Exactly reproduce each line of the listing that follows.

**Saved entries:**
Start

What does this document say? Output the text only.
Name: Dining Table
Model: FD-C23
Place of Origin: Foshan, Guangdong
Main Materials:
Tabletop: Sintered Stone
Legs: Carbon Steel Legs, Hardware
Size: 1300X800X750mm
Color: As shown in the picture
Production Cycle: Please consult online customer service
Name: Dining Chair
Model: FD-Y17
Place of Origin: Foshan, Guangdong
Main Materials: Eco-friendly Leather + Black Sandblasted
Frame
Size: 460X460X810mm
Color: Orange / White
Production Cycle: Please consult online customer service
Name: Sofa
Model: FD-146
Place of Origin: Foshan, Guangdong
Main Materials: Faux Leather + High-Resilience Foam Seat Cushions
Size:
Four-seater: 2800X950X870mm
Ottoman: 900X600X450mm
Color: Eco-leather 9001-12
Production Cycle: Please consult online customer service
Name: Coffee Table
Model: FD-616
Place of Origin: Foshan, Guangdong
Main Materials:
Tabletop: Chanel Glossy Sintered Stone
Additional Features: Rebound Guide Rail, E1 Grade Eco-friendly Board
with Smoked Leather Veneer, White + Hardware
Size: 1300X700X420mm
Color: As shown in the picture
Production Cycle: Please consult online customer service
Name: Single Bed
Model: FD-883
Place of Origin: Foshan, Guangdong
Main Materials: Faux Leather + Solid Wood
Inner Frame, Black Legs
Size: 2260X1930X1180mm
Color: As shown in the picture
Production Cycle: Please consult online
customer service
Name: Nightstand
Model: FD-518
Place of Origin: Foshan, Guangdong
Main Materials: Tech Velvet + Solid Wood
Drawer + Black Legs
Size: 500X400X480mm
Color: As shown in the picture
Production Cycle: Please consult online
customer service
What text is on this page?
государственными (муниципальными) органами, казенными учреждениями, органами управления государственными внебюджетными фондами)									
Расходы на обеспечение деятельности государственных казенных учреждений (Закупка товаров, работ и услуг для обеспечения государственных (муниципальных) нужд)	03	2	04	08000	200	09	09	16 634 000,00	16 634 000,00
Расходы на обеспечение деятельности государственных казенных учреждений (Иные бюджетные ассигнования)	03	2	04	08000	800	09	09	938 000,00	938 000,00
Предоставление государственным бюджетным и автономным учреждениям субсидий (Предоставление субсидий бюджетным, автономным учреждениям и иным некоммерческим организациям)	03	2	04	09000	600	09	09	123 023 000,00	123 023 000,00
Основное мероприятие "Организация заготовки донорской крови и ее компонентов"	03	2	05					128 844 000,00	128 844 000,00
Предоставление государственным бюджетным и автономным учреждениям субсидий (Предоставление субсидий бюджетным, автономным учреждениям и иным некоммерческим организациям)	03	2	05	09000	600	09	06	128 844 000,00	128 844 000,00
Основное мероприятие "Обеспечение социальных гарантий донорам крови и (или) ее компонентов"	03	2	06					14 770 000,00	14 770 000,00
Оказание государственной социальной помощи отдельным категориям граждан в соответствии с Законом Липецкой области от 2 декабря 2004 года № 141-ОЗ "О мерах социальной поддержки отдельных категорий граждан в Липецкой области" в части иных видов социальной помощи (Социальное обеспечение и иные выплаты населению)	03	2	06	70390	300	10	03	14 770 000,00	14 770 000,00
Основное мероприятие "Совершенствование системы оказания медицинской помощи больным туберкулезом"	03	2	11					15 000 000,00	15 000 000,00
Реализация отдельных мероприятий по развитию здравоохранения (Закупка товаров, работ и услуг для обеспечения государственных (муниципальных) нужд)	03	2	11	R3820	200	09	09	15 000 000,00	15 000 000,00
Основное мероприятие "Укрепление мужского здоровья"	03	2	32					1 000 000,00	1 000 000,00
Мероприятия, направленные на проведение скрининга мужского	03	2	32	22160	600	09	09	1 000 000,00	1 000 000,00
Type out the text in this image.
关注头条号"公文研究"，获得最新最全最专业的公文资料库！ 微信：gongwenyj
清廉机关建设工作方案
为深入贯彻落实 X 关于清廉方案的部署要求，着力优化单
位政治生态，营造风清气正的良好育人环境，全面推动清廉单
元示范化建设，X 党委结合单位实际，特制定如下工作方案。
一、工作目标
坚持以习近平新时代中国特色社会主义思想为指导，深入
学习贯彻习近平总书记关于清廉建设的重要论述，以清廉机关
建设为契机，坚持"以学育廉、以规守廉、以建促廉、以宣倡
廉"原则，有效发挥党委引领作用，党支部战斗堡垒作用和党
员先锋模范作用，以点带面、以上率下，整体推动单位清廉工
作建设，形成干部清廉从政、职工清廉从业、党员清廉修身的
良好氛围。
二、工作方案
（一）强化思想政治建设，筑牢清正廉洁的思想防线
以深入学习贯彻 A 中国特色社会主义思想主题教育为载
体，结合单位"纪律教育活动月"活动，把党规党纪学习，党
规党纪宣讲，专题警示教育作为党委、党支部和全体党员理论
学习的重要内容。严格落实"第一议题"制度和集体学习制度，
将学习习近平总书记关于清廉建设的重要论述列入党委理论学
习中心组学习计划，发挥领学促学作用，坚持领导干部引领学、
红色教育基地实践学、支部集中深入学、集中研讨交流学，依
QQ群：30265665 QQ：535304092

End

**Worked solution:**
What does this document say? Output the text only.
Name: Dining Table
Model: FD-C23
Place of Origin: Foshan, Guangdong
Main Materials:
Tabletop: Sintered Stone
Legs: Carbon Steel Legs, Hardware
Size: 1300X800X750mm
Color: As shown in the picture
Production Cycle: Please consult online customer service
Name: Dining Chair
Model: FD-Y17
Place of Origin: Foshan, Guangdong
Main Materials: Eco-friendly Leather + Black Sandblasted
Frame
Size: 460X460X810mm
Color: Orange / White
Production Cycle: Please consult online customer service
Name: Sofa
Model: FD-146
Place of Origin: Foshan, Guangdong
Main Materials: Faux Leather + High-Resilience Foam Seat Cushions
Size:
Four-seater: 2800X950X870mm
Ottoman: 900X600X450mm
Color: Eco-leather 9001-12
Production Cycle: Please consult online customer service
Name: Coffee Table
Model: FD-616
Place of Origin: Foshan, Guangdong
Main Materials:
Tabletop: Chanel Glossy Sintered Stone
Additional Features: Rebound Guide Rail, E1 Grade Eco-friendly Board
with Smoked Leather Veneer, White + Hardware
Size: 1300X700X420mm
Color: As shown in the picture
Production Cycle: Please consult online customer service
Name: Single Bed
Model: FD-883
Place of Origin: Foshan, Guangdong
Main Materials: Faux Leather + Solid Wood
Inner Frame, Black Legs
Size: 2260X1930X1180mm
Color: As shown in the picture
Production Cycle: Please consult online
customer service
Name: Nightstand
Model: FD-518
Place of Origin: Foshan, Guangdong
Main Materials: Tech Velvet + Solid Wood
Drawer + Black Legs
Size: 500X400X480mm
Color: As shown in the picture
Production Cycle: Please consult online
customer service
What text is on this page?
государственными (муниципальными) органами, казенными учреждениями, органами управления государственными внебюджетными фондами)									
Расходы на обеспечение деятельности государственных казенных учреждений (Закупка товаров, работ и услуг для обеспечения государственных (муниципальных) нужд)	03	2	04	08000	200	09	09	16 634 000,00	16 634 000,00
Расходы на обеспечение деятельности государственных казенных учреждений (Иные бюджетные ассигнования)	03	2	04	08000	800	09	09	938 000,00	938 000,00
Предоставление государственным бюджетным и автономным учреждениям субсидий (Предоставление субсидий бюджетным, автономным учреждениям и иным некоммерческим организациям)	03	2	04	09000	600	09	09	123 023 000,00	123 023 000,00
Основное мероприятие "Организация заготовки донорской крови и ее компонентов"	03	2	05					128 844 000,00	128 844 000,00
Предоставление государственным бюджетным и автономным учреждениям субсидий (Предоставление субсидий бюджетным, автономным учреждениям и иным некоммерческим организациям)	03	2	05	09000	600	09	06	128 844 000,00	128 844 000,00
Основное мероприятие "Обеспечение социальных гарантий донорам крови и (или) ее компонентов"	03	2	06					14 770 000,00	14 770 000,00
Оказание государственной социальной помощи отдельным категориям граждан в соответствии с Законом Липецкой области от 2 декабря 2004 года № 141-ОЗ "О мерах социальной поддержки отдельных категорий граждан в Липецкой области" в части иных видов социальной помощи (Социальное обеспечение и иные выплаты населению)	03	2	06	70390	300	10	03	14 770 000,00	14 770 000,00
Основное мероприятие "Совершенствование системы оказания медицинской помощи больным туберкулезом"	03	2	11					15 000 000,00	15 000 000,00
Реализация отдельных мероприятий по развитию здравоохранения (Закупка товаров, работ и услуг для обеспечения государственных (муниципальных) нужд)	03	2	11	R3820	200	09	09	15 000 000,00	15 000 000,00
Основное мероприятие "Укрепление мужского здоровья"	03	2	32					1 000 000,00	1 000 000,00
Мероприятия, направленные на проведение скрининга мужского	03	2	32	22160	600	09	09	1 000 000,00	1 000 000,00
Type out the text in this image.
关注头条号"公文研究"，获得最新最全最专业的公文资料库！ 微信：gongwenyj
清廉机关建设工作方案
为深入贯彻落实 X 关于清廉方案的部署要求，着力优化单
位政治生态，营造风清气正的良好育人环境，全面推动清廉单
元示范化建设，X 党委结合单位实际，特制定如下工作方案。
一、工作目标
坚持以习近平新时代中国特色社会主义思想为指导，深入
学习贯彻习近平总书记关于清廉建设的重要论述，以清廉机关
建设为契机，坚持"以学育廉、以规守廉、以建促廉、以宣倡
廉"原则，有效发挥党委引领作用，党支部战斗堡垒作用和党
员先锋模范作用，以点带面、以上率下，整体推动单位清廉工
作建设，形成干部清廉从政、职工清廉从业、党员清廉修身的
良好氛围。
二、工作方案
（一）强化思想政治建设，筑牢清正廉洁的思想防线
以深入学习贯彻 A 中国特色社会主义思想主题教育为载
体，结合单位"纪律教育活动月"活动，把党规党纪学习，党
规党纪宣讲，专题警示教育作为党委、党支部和全体党员理论
学习的重要内容。严格落实"第一议题"制度和集体学习制度，
将学习习近平总书记关于清廉建设的重要论述列入党委理论学
习中心组学习计划，发挥领学促学作用，坚持领导干部引领学、
红色教育基地实践学、支部集中深入学、集中研讨交流学，依
QQ群：30265665 QQ：535304092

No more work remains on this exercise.